Dataset records
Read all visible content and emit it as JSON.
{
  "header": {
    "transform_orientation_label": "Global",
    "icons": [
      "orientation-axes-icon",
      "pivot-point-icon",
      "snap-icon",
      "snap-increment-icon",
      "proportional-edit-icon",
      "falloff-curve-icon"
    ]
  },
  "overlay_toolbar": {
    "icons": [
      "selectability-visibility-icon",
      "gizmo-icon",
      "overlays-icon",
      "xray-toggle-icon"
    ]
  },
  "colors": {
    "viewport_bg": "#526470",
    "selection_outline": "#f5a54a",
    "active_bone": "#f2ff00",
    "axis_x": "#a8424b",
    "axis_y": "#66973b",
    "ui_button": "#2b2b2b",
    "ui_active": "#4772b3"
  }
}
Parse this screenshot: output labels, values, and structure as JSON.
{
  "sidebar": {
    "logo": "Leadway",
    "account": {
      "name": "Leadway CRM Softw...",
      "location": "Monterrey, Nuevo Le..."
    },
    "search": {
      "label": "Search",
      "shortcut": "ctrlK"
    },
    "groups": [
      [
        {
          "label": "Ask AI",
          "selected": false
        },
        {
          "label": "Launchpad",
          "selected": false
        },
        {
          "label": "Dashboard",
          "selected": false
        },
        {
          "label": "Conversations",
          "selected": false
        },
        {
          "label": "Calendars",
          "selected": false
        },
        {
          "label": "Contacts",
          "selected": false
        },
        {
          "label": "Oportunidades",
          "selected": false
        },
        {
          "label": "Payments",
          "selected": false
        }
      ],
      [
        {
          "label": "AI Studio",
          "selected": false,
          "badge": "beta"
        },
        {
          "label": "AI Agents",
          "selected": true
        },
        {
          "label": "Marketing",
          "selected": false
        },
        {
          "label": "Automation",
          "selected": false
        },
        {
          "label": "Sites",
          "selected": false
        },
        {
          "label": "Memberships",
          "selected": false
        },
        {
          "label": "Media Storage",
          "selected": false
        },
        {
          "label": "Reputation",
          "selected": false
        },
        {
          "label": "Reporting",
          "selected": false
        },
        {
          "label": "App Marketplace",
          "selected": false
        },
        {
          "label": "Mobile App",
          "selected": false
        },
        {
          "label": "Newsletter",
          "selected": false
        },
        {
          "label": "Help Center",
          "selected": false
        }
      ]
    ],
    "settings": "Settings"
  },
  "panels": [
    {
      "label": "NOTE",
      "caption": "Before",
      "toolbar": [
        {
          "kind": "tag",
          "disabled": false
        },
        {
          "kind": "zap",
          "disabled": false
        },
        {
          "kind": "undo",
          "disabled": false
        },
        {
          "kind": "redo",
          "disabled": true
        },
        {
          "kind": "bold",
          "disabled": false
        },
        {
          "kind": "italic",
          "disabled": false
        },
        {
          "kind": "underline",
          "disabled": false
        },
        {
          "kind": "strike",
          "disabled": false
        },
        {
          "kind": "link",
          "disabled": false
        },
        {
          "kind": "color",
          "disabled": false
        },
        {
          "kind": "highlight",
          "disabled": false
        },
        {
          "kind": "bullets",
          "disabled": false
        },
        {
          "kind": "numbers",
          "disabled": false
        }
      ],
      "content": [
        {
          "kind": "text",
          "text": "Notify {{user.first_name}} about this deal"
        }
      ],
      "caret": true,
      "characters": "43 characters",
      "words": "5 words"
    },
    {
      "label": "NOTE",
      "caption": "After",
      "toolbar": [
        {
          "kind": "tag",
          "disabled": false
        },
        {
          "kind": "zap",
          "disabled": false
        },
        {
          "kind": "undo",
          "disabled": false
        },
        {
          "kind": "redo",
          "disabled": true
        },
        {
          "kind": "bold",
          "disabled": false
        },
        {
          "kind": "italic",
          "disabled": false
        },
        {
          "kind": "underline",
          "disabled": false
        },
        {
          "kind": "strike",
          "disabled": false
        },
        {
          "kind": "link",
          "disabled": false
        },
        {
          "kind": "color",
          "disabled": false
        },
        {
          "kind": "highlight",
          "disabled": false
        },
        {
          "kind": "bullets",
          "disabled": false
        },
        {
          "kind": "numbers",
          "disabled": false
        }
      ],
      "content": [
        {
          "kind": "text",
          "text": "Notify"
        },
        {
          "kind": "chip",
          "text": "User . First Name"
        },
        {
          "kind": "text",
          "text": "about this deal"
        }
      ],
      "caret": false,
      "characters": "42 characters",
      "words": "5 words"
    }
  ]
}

Short task - Each entry above is to be set down again in exactly the same words.

Written answer -
Read all visible content and emit it as JSON.
{
  "header": {
    "transform_orientation_label": "Global",
    "icons": [
      "orientation-axes-icon",
      "pivot-point-icon",
      "snap-icon",
      "snap-increment-icon",
      "proportional-edit-icon",
      "falloff-curve-icon"
    ]
  },
  "overlay_toolbar": {
    "icons": [
      "selectability-visibility-icon",
      "gizmo-icon",
      "overlays-icon",
      "xray-toggle-icon"
    ]
  },
  "colors": {
    "viewport_bg": "#526470",
    "selection_outline": "#f5a54a",
    "active_bone": "#f2ff00",
    "axis_x": "#a8424b",
    "axis_y": "#66973b",
    "ui_button": "#2b2b2b",
    "ui_active": "#4772b3"
  }
}
Parse this screenshot: output labels, values, and structure as JSON.
{
  "sidebar": {
    "logo": "Leadway",
    "account": {
      "name": "Leadway CRM Softw...",
      "location": "Monterrey, Nuevo Le..."
    },
    "search": {
      "label": "Search",
      "shortcut": "ctrlK"
    },
    "groups": [
      [
        {
          "label": "Ask AI",
          "selected": false
        },
        {
          "label": "Launchpad",
          "selected": false
        },
        {
          "label": "Dashboard",
          "selected": false
        },
        {
          "label": "Conversations",
          "selected": false
        },
        {
          "label": "Calendars",
          "selected": false
        },
        {
          "label": "Contacts",
          "selected": false
        },
        {
          "label": "Oportunidades",
          "selected": false
        },
        {
          "label": "Payments",
          "selected": false
        }
      ],
      [
        {
          "label": "AI Studio",
          "selected": false,
          "badge": "beta"
        },
        {
          "label": "AI Agents",
          "selected": true
        },
        {
          "label": "Marketing",
          "selected": false
        },
        {
          "label": "Automation",
          "selected": false
        },
        {
          "label": "Sites",
          "selected": false
        },
        {
          "label": "Memberships",
          "selected": false
        },
        {
          "label": "Media Storage",
          "selected": false
        },
        {
          "label": "Reputation",
          "selected": false
        },
        {
          "label": "Reporting",
          "selected": false
        },
        {
          "label": "App Marketplace",
          "selected": false
        },
        {
          "label": "Mobile App",
          "selected": false
        },
        {
          "label": "Newsletter",
          "selected": false
        },
        {
          "label": "Help Center",
          "selected": false
        }
      ]
    ],
    "settings": "Settings"
  },
  "panels": [
    {
      "label": "NOTE",
      "caption": "Before",
      "toolbar": [
        {
          "kind": "tag",
          "disabled": false
        },
        {
          "kind": "zap",
          "disabled": false
        },
        {
          "kind": "undo",
          "disabled": false
        },
        {
          "kind": "redo",
          "disabled": true
        },
        {
          "kind": "bold",
          "disabled": false
        },
        {
          "kind": "italic",
          "disabled": false
        },
        {
          "kind": "underline",
          "disabled": false
        },
        {
          "kind": "strike",
          "disabled": false
        },
        {
          "kind": "link",
          "disabled": false
        },
        {
          "kind": "color",
          "disabled": false
        },
        {
          "kind": "highlight",
          "disabled": false
        },
        {
          "kind": "bullets",
          "disabled": false
        },
        {
          "kind": "numbers",
          "disabled": false
        }
      ],
      "content": [
        {
          "kind": "text",
          "text": "Notify {{user.first_name}} about this deal"
        }
      ],
      "caret": true,
      "characters": "43 characters",
      "words": "5 words"
    },
    {
      "label": "NOTE",
      "caption": "After",
      "toolbar": [
        {
          "kind": "tag",
          "disabled": false
        },
        {
          "kind": "zap",
          "disabled": false
        },
        {
          "kind": "undo",
          "disabled": false
        },
        {
          "kind": "redo",
          "disabled": true
        },
        {
          "kind": "bold",
          "disabled": false
        },
        {
          "kind": "italic",
          "disabled": false
        },
        {
          "kind": "underline",
          "disabled": false
        },
        {
          "kind": "strike",
          "disabled": false
        },
        {
          "kind": "link",
          "disabled": false
        },
        {
          "kind": "color",
          "disabled": false
        },
        {
          "kind": "highlight",
          "disabled": false
        },
        {
          "kind": "bullets",
          "disabled": false
        },
        {
          "kind": "numbers",
          "disabled": false
        }
      ],
      "content": [
        {
          "kind": "text",
          "text": "Notify"
        },
        {
          "kind": "chip",
          "text": "User . First Name"
        },
        {
          "kind": "text",
          "text": "about this deal"
        }
      ],
      "caret": false,
      "characters": "42 characters",
      "words": "5 words"
    }
  ]
}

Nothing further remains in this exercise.